AIM =>
Repeat each record below exactly as given.

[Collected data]
###

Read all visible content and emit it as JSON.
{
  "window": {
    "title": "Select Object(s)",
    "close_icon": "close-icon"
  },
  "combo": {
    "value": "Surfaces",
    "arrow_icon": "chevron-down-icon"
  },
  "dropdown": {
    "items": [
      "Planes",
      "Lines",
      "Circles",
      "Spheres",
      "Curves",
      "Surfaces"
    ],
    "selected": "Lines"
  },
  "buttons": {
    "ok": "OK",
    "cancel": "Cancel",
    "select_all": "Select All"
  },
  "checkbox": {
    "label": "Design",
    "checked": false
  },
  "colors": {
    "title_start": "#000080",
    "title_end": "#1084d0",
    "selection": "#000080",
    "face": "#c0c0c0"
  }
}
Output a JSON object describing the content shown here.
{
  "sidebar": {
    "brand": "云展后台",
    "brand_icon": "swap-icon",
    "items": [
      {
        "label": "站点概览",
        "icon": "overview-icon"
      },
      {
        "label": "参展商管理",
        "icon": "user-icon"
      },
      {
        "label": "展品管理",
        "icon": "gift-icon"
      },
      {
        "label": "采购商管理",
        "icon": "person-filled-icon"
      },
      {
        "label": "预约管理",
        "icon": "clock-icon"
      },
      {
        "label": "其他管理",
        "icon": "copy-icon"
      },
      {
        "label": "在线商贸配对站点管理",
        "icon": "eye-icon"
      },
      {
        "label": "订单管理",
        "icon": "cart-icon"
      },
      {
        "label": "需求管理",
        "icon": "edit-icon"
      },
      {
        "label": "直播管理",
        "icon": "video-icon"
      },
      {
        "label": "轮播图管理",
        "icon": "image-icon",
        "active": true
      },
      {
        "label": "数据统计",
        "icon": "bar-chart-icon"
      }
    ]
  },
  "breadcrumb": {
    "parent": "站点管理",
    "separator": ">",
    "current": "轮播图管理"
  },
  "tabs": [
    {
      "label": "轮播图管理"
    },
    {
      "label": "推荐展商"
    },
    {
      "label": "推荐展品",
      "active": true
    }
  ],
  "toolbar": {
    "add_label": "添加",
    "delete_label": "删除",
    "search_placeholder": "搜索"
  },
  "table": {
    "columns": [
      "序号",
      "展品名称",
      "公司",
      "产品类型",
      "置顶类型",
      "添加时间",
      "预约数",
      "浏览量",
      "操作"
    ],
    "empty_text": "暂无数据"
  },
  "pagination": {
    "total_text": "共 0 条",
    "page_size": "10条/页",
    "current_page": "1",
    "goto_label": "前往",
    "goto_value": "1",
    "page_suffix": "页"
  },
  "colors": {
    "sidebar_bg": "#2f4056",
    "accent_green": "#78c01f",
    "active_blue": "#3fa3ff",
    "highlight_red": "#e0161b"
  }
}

###

SOLUTION =>
Read all visible content and emit it as JSON.
{
  "window": {
    "title": "Select Object(s)",
    "close_icon": "close-icon"
  },
  "combo": {
    "value": "Surfaces",
    "arrow_icon": "chevron-down-icon"
  },
  "dropdown": {
    "items": [
      "Planes",
      "Lines",
      "Circles",
      "Spheres",
      "Curves",
      "Surfaces"
    ],
    "selected": "Lines"
  },
  "buttons": {
    "ok": "OK",
    "cancel": "Cancel",
    "select_all": "Select All"
  },
  "checkbox": {
    "label": "Design",
    "checked": false
  },
  "colors": {
    "title_start": "#000080",
    "title_end": "#1084d0",
    "selection": "#000080",
    "face": "#c0c0c0"
  }
}
Output a JSON object describing the content shown here.
{
  "sidebar": {
    "brand": "云展后台",
    "brand_icon": "swap-icon",
    "items": [
      {
        "label": "站点概览",
        "icon": "overview-icon"
      },
      {
        "label": "参展商管理",
        "icon": "user-icon"
      },
      {
        "label": "展品管理",
        "icon": "gift-icon"
      },
      {
        "label": "采购商管理",
        "icon": "person-filled-icon"
      },
      {
        "label": "预约管理",
        "icon": "clock-icon"
      },
      {
        "label": "其他管理",
        "icon": "copy-icon"
      },
      {
        "label": "在线商贸配对站点管理",
        "icon": "eye-icon"
      },
      {
        "label": "订单管理",
        "icon": "cart-icon"
      },
      {
        "label": "需求管理",
        "icon": "edit-icon"
      },
      {
        "label": "直播管理",
        "icon": "video-icon"
      },
      {
        "label": "轮播图管理",
        "icon": "image-icon",
        "active": true
      },
      {
        "label": "数据统计",
        "icon": "bar-chart-icon"
      }
    ]
  },
  "breadcrumb": {
    "parent": "站点管理",
    "separator": ">",
    "current": "轮播图管理"
  },
  "tabs": [
    {
      "label": "轮播图管理"
    },
    {
      "label": "推荐展商"
    },
    {
      "label": "推荐展品",
      "active": true
    }
  ],
  "toolbar": {
    "add_label": "添加",
    "delete_label": "删除",
    "search_placeholder": "搜索"
  },
  "table": {
    "columns": [
      "序号",
      "展品名称",
      "公司",
      "产品类型",
      "置顶类型",
      "添加时间",
      "预约数",
      "浏览量",
      "操作"
    ],
    "empty_text": "暂无数据"
  },
  "pagination": {
    "total_text": "共 0 条",
    "page_size": "10条/页",
    "current_page": "1",
    "goto_label": "前往",
    "goto_value": "1",
    "page_suffix": "页"
  },
  "colors": {
    "sidebar_bg": "#2f4056",
    "accent_green": "#78c01f",
    "active_blue": "#3fa3ff",
    "highlight_red": "#e0161b"
  }
}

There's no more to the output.